Remain heavily underweight banks, particularly investment banks that have displayed monumental stupidity. Do not assume that a change at the top will automatically convert them into temples of wisdom (unless it is accompanied by demands for the departing to repay bonuses based on bets that turned out disastrously). Better to assume that, like subprime-based DOs, there are layers of rot that can make the entire product dangerous to your financial health.

2.

Remain overweight Emerging Markets, emphasizing those that are oil, gas, and/or food exporters.

3.

Soaring food costs threaten stability for some Third World economies. We have been ardently endorsing India since we returned from our leave of absence a year ago. We are now more cautious, because a weak monsoon could be politically and economically destabilizing at a time of $4 corn and $10 wheat.

4.

Remain heavily overweight gold – both stocks and the ETF. Gold is almost as good a protection against banking problems as SKF – the UltraShort Financials ETF – a security which may not be a suitable investment in some portfolios.

5.

We continue to believe that the Agricultural stocks are the pre-eminent investment class of our time. Farm incomes are rising rapidly and, in the US, farms and farm land are the real estate assets that are rising in value and are virtually immune to foreclosures. That means the leading Ag companies have great pricing power and minimal credit problems. We now hear suggestions that because food inflation has finally made it to the cover of The Economist, it is time to start moving toward the exits. Not so: We think that fine cover story could be the atonement – At Last! – for the magazine’s famous 1999 cover: $5 Oil.

6.

Remain overweight oil and gas producers, including the Alberta oil sands producing companies. As disappointed as we are with the new royalty schemes in that province, Alberta certainly remains more attractive than Nigeria or Angola – and much more attractive than Russia, Kazakhstan or Venezuela.

Spatial annotation records:
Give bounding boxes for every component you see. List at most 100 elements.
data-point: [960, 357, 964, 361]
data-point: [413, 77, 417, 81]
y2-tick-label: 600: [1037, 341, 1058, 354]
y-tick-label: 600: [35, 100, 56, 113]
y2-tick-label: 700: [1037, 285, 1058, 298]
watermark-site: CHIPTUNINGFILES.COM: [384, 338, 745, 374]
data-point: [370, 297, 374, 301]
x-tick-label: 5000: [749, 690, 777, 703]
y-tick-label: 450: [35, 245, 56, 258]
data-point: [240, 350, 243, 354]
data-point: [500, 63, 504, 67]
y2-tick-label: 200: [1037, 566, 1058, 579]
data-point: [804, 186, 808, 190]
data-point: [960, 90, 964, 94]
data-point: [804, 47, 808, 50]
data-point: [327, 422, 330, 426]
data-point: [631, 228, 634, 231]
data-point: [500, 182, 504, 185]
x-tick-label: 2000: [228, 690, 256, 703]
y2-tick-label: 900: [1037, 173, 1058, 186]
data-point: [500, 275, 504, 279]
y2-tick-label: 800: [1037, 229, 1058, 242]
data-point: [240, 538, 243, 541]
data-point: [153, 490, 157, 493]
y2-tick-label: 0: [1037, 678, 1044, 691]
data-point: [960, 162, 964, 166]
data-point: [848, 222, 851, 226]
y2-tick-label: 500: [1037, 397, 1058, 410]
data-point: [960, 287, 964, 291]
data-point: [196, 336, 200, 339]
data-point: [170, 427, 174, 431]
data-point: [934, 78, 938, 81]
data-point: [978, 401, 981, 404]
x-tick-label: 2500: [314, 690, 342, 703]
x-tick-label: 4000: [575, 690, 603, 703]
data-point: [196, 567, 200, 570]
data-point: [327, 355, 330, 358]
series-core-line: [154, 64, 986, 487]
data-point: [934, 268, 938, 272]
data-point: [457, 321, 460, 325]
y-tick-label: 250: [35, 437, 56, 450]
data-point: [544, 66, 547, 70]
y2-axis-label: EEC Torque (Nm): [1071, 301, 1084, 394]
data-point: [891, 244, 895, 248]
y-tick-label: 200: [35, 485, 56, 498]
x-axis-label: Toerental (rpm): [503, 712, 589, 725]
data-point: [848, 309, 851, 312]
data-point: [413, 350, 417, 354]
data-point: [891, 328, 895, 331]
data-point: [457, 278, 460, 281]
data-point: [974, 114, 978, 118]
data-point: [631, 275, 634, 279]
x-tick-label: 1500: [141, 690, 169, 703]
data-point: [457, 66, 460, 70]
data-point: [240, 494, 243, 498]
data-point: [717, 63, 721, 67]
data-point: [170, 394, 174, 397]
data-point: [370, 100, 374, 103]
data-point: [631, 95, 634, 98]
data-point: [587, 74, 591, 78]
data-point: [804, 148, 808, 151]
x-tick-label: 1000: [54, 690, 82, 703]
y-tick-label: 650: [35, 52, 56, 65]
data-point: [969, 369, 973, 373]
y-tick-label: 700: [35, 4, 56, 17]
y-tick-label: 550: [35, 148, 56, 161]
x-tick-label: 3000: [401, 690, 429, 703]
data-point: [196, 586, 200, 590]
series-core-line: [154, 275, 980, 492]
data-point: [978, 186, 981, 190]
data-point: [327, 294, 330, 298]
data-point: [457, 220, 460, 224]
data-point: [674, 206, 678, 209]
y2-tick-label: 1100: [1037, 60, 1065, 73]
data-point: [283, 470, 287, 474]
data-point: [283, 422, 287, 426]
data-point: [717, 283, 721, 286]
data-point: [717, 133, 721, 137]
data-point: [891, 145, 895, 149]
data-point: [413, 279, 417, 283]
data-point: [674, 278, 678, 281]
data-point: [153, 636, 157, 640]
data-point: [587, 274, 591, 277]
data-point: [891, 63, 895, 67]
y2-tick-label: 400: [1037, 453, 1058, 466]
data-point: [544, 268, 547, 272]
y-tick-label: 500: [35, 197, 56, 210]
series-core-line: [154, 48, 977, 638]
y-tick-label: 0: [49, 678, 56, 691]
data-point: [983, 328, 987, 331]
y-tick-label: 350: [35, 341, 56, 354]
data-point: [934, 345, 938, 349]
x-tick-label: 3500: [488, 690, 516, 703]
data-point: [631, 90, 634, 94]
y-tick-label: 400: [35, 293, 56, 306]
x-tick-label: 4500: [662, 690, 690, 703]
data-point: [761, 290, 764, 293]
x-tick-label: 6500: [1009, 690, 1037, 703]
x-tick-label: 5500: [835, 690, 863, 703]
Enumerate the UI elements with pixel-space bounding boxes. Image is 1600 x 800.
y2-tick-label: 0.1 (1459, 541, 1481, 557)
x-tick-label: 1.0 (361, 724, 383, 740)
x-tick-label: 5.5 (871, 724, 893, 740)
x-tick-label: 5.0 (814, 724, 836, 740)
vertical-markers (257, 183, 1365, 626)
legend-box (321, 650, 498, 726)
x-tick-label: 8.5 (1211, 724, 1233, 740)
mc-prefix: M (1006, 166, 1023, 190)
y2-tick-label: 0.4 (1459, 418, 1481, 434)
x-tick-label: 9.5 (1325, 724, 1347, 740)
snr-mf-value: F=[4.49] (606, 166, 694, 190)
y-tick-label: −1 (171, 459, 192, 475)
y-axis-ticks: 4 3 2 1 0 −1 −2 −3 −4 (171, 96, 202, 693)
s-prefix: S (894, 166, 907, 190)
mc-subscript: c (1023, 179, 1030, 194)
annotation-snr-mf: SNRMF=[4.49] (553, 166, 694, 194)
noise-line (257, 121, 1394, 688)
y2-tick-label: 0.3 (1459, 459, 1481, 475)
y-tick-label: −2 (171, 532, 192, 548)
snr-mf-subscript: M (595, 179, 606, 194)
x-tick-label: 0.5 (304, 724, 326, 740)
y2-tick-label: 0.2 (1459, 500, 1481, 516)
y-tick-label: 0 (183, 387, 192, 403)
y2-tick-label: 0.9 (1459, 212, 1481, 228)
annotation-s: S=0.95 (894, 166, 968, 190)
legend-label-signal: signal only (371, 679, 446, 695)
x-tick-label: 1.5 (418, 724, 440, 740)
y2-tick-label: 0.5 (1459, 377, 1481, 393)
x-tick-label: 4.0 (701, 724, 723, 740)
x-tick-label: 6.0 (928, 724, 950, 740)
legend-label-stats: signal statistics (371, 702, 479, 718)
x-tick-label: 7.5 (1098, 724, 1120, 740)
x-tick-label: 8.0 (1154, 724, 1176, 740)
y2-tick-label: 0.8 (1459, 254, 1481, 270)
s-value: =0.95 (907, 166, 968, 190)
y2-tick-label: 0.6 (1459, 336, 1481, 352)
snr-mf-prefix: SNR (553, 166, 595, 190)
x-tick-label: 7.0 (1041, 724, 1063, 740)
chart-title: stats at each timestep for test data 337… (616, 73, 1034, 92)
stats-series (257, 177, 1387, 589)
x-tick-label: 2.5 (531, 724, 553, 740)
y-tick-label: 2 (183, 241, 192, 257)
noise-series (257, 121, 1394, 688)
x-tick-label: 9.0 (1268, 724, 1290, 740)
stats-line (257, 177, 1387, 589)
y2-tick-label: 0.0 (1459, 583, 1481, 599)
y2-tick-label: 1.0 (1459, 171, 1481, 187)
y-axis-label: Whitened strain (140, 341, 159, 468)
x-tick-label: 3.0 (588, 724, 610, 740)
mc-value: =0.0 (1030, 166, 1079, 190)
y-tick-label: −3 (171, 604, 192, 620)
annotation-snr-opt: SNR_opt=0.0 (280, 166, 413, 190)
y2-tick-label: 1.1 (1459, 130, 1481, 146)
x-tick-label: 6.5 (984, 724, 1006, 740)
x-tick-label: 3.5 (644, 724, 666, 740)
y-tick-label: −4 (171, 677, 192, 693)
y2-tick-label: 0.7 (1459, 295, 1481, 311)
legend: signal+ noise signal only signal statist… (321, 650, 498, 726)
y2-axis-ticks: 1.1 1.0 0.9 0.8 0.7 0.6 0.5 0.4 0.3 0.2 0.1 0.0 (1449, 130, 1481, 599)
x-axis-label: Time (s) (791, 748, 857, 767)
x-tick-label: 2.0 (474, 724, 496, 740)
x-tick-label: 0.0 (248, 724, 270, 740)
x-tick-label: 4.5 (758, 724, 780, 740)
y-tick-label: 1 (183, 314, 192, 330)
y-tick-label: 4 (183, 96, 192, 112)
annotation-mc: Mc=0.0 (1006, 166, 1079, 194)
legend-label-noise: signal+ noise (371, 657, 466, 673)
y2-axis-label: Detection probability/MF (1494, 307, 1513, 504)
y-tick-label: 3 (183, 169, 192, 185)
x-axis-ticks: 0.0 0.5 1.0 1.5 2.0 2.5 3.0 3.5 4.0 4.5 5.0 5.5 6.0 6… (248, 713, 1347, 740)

**Exercise tasks:**
a: Convert the records, from their first line through the line containing "data-point: [240, 350, 243, 354]", into a Markdown table with the columns Row and Entry, leaving out blank lines.
b: Carry on the investment recommendations past their last paragraph.

**Results:**
a:
| Row | Entry |
|---|---|
| 1 | Give bounding boxes for every component you see. List at most 100 elements. |
| 2 | data-point: [960, 357, 964, 361] |
| 3 | data-point: [413, 77, 417, 81] |
| 4 | y2-tick-label: 600: [1037, 341, 1058, 354] |
| 5 | y-tick-label: 600: [35, 100, 56, 113] |
| 6 | y2-tick-label: 700: [1037, 285, 1058, 298] |
| 7 | watermark-site: CHIPTUNINGFILES.COM: [384, 338, 745, 374] |
| 8 | data-point: [370, 297, 374, 301] |
| 9 | x-tick-label: 5000: [749, 690, 777, 703] |
| 10 | y-tick-label: 450: [35, 245, 56, 258] |
| 11 | data-point: [240, 350, 243, 354] |

b:
7.

We think it is time to begin accumulating the refiners that are equipped to handle heavy high-sulfur crude. The collapse of the crack spread has savaged refiners’ earnings, but that will eventually rebound. The Saudis have virtually turned out the Light, and less and less of the oil that the Gulf states will be lifting will be of the most desirable grades.

8.

Retain the base metal stocks that have long-life unhedged reserves in secure areas. Even if there is a global recession caused by global collapses of subprime paper and LBO loans, it will not be deep enough to drive base metal prices back to 2004 levels – but would be worrisome enough to push further mine development even farther into the future.

9.

When borrowing, borrow where possible in dollars. When investing, invest where possible in other currencies.

10.

Stagflation is a bad backdrop for bonds – and for non-commodity stocks. The central bankers could have headed it off had Wall Street behaved with a modicum of morality, but the Fed and its brethren are forced into sustained reflation because of the global solvency crisis. Corporate earnings for most sectors will not meet current optimistic Street forecasts, and rising inflation will reduce the market’s P/E.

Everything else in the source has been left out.